Extract the complete data exactly as given.

=======

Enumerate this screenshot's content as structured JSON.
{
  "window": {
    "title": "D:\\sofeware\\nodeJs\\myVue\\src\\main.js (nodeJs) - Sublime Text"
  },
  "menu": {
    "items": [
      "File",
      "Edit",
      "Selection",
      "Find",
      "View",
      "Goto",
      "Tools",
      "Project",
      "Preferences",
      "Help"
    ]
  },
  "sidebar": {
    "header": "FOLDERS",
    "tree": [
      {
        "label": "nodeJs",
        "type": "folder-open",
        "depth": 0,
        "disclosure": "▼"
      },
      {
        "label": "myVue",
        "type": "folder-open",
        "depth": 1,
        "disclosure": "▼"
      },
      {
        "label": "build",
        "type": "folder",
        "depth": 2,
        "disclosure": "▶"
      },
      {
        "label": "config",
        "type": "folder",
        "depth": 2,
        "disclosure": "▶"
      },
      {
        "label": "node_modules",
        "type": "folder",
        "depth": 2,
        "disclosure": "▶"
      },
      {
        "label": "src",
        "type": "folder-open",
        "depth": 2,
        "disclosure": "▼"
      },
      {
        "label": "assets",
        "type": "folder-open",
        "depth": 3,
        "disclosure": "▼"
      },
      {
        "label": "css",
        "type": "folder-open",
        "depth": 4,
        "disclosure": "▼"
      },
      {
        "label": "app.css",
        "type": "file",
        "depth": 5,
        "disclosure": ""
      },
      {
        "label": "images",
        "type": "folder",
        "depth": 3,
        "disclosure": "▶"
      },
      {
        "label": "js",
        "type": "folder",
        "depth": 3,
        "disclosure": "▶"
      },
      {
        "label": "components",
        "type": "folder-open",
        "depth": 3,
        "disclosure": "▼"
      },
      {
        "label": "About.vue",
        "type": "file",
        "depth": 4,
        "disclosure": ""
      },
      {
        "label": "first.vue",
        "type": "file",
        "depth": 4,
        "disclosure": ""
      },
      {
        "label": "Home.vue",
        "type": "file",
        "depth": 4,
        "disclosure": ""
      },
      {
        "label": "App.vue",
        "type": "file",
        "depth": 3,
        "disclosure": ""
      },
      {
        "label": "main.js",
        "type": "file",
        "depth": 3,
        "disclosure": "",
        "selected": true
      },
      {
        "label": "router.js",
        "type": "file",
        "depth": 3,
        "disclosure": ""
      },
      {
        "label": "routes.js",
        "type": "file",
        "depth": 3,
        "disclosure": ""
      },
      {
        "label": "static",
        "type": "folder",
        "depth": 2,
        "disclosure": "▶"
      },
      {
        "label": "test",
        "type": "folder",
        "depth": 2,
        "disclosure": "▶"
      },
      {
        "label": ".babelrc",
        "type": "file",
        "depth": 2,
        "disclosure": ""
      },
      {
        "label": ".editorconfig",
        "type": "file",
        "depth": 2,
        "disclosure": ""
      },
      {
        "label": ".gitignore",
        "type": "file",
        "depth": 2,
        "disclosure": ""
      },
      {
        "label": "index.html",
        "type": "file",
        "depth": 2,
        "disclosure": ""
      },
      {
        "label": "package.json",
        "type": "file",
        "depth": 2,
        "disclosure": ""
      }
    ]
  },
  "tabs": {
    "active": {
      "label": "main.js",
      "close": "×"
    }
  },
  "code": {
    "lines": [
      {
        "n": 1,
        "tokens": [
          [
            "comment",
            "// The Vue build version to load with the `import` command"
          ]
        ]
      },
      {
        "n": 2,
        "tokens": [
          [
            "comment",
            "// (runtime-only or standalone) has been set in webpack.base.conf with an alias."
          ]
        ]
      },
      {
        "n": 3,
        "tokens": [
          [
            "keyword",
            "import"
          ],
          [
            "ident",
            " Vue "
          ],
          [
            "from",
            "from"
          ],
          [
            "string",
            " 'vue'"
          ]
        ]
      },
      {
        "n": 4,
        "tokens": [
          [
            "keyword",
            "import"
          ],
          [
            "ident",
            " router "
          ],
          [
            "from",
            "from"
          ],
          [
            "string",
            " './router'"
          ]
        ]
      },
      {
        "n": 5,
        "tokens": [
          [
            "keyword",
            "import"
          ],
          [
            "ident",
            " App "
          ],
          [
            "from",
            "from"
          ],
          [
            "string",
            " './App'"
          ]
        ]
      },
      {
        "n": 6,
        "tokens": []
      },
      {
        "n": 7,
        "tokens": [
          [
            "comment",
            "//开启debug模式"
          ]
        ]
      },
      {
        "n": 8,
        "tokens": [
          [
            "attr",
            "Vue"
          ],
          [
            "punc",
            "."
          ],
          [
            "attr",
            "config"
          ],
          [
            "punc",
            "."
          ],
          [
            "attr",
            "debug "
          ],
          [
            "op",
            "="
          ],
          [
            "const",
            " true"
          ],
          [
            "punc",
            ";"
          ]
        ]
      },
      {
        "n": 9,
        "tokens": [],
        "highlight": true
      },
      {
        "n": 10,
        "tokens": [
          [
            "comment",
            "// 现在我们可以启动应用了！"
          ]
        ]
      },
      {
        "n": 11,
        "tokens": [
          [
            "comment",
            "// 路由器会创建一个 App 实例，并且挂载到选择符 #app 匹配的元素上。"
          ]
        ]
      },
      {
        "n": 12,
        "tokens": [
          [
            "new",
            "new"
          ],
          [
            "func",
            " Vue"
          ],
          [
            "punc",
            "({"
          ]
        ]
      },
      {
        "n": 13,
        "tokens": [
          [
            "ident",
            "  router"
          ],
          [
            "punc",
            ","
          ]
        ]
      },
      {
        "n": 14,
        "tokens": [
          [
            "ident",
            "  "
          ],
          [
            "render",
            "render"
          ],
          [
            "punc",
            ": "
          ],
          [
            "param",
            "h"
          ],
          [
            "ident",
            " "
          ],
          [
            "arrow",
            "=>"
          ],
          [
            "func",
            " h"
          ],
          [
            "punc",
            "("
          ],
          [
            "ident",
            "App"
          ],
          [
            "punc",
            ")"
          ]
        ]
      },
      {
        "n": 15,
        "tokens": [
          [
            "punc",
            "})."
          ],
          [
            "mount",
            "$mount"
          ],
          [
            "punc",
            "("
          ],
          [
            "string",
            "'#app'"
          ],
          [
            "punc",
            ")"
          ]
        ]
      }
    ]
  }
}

=======

> _Task solution_:
Enumerate this screenshot's content as structured JSON.
{
  "window": {
    "title": "D:\\sofeware\\nodeJs\\myVue\\src\\main.js (nodeJs) - Sublime Text"
  },
  "menu": {
    "items": [
      "File",
      "Edit",
      "Selection",
      "Find",
      "View",
      "Goto",
      "Tools",
      "Project",
      "Preferences",
      "Help"
    ]
  },
  "sidebar": {
    "header": "FOLDERS",
    "tree": [
      {
        "label": "nodeJs",
        "type": "folder-open",
        "depth": 0,
        "disclosure": "▼"
      },
      {
        "label": "myVue",
        "type": "folder-open",
        "depth": 1,
        "disclosure": "▼"
      },
      {
        "label": "build",
        "type": "folder",
        "depth": 2,
        "disclosure": "▶"
      },
      {
        "label": "config",
        "type": "folder",
        "depth": 2,
        "disclosure": "▶"
      },
      {
        "label": "node_modules",
        "type": "folder",
        "depth": 2,
        "disclosure": "▶"
      },
      {
        "label": "src",
        "type": "folder-open",
        "depth": 2,
        "disclosure": "▼"
      },
      {
        "label": "assets",
        "type": "folder-open",
        "depth": 3,
        "disclosure": "▼"
      },
      {
        "label": "css",
        "type": "folder-open",
        "depth": 4,
        "disclosure": "▼"
      },
      {
        "label": "app.css",
        "type": "file",
        "depth": 5,
        "disclosure": ""
      },
      {
        "label": "images",
        "type": "folder",
        "depth": 3,
        "disclosure": "▶"
      },
      {
        "label": "js",
        "type": "folder",
        "depth": 3,
        "disclosure": "▶"
      },
      {
        "label": "components",
        "type": "folder-open",
        "depth": 3,
        "disclosure": "▼"
      },
      {
        "label": "About.vue",
        "type": "file",
        "depth": 4,
        "disclosure": ""
      },
      {
        "label": "first.vue",
        "type": "file",
        "depth": 4,
        "disclosure": ""
      },
      {
        "label": "Home.vue",
        "type": "file",
        "depth": 4,
        "disclosure": ""
      },
      {
        "label": "App.vue",
        "type": "file",
        "depth": 3,
        "disclosure": ""
      },
      {
        "label": "main.js",
        "type": "file",
        "depth": 3,
        "disclosure": "",
        "selected": true
      },
      {
        "label": "router.js",
        "type": "file",
        "depth": 3,
        "disclosure": ""
      },
      {
        "label": "routes.js",
        "type": "file",
        "depth": 3,
        "disclosure": ""
      },
      {
        "label": "static",
        "type": "folder",
        "depth": 2,
        "disclosure": "▶"
      },
      {
        "label": "test",
        "type": "folder",
        "depth": 2,
        "disclosure": "▶"
      },
      {
        "label": ".babelrc",
        "type": "file",
        "depth": 2,
        "disclosure": ""
      },
      {
        "label": ".editorconfig",
        "type": "file",
        "depth": 2,
        "disclosure": ""
      },
      {
        "label": ".gitignore",
        "type": "file",
        "depth": 2,
        "disclosure": ""
      },
      {
        "label": "index.html",
        "type": "file",
        "depth": 2,
        "disclosure": ""
      },
      {
        "label": "package.json",
        "type": "file",
        "depth": 2,
        "disclosure": ""
      }
    ]
  },
  "tabs": {
    "active": {
      "label": "main.js",
      "close": "×"
    }
  },
  "code": {
    "lines": [
      {
        "n": 1,
        "tokens": [
          [
            "comment",
            "// The Vue build version to load with the `import` command"
          ]
        ]
      },
      {
        "n": 2,
        "tokens": [
          [
            "comment",
            "// (runtime-only or standalone) has been set in webpack.base.conf with an alias."
          ]
        ]
      },
      {
        "n": 3,
        "tokens": [
          [
            "keyword",
            "import"
          ],
          [
            "ident",
            " Vue "
          ],
          [
            "from",
            "from"
          ],
          [
            "string",
            " 'vue'"
          ]
        ]
      },
      {
        "n": 4,
        "tokens": [
          [
            "keyword",
            "import"
          ],
          [
            "ident",
            " router "
          ],
          [
            "from",
            "from"
          ],
          [
            "string",
            " './router'"
          ]
        ]
      },
      {
        "n": 5,
        "tokens": [
          [
            "keyword",
            "import"
          ],
          [
            "ident",
            " App "
          ],
          [
            "from",
            "from"
          ],
          [
            "string",
            " './App'"
          ]
        ]
      },
      {
        "n": 6,
        "tokens": []
      },
      {
        "n": 7,
        "tokens": [
          [
            "comment",
            "//开启debug模式"
          ]
        ]
      },
      {
        "n": 8,
        "tokens": [
          [
            "attr",
            "Vue"
          ],
          [
            "punc",
            "."
          ],
          [
            "attr",
            "config"
          ],
          [
            "punc",
            "."
          ],
          [
            "attr",
            "debug "
          ],
          [
            "op",
            "="
          ],
          [
            "const",
            " true"
          ],
          [
            "punc",
            ";"
          ]
        ]
      },
      {
        "n": 9,
        "tokens": [],
        "highlight": true
      },
      {
        "n": 10,
        "tokens": [
          [
            "comment",
            "// 现在我们可以启动应用了！"
          ]
        ]
      },
      {
        "n": 11,
        "tokens": [
          [
            "comment",
            "// 路由器会创建一个 App 实例，并且挂载到选择符 #app 匹配的元素上。"
          ]
        ]
      },
      {
        "n": 12,
        "tokens": [
          [
            "new",
            "new"
          ],
          [
            "func",
            " Vue"
          ],
          [
            "punc",
            "({"
          ]
        ]
      },
      {
        "n": 13,
        "tokens": [
          [
            "ident",
            "  router"
          ],
          [
            "punc",
            ","
          ]
        ]
      },
      {
        "n": 14,
        "tokens": [
          [
            "ident",
            "  "
          ],
          [
            "render",
            "render"
          ],
          [
            "punc",
            ": "
          ],
          [
            "param",
            "h"
          ],
          [
            "ident",
            " "
          ],
          [
            "arrow",
            "=>"
          ],
          [
            "func",
            " h"
          ],
          [
            "punc",
            "("
          ],
          [
            "ident",
            "App"
          ],
          [
            "punc",
            ")"
          ]
        ]
      },
      {
        "n": 15,
        "tokens": [
          [
            "punc",
            "})."
          ],
          [
            "mount",
            "$mount"
          ],
          [
            "punc",
            "("
          ],
          [
            "string",
            "'#app'"
          ],
          [
            "punc",
            ")"
          ]
        ]
      }
    ]
  }
}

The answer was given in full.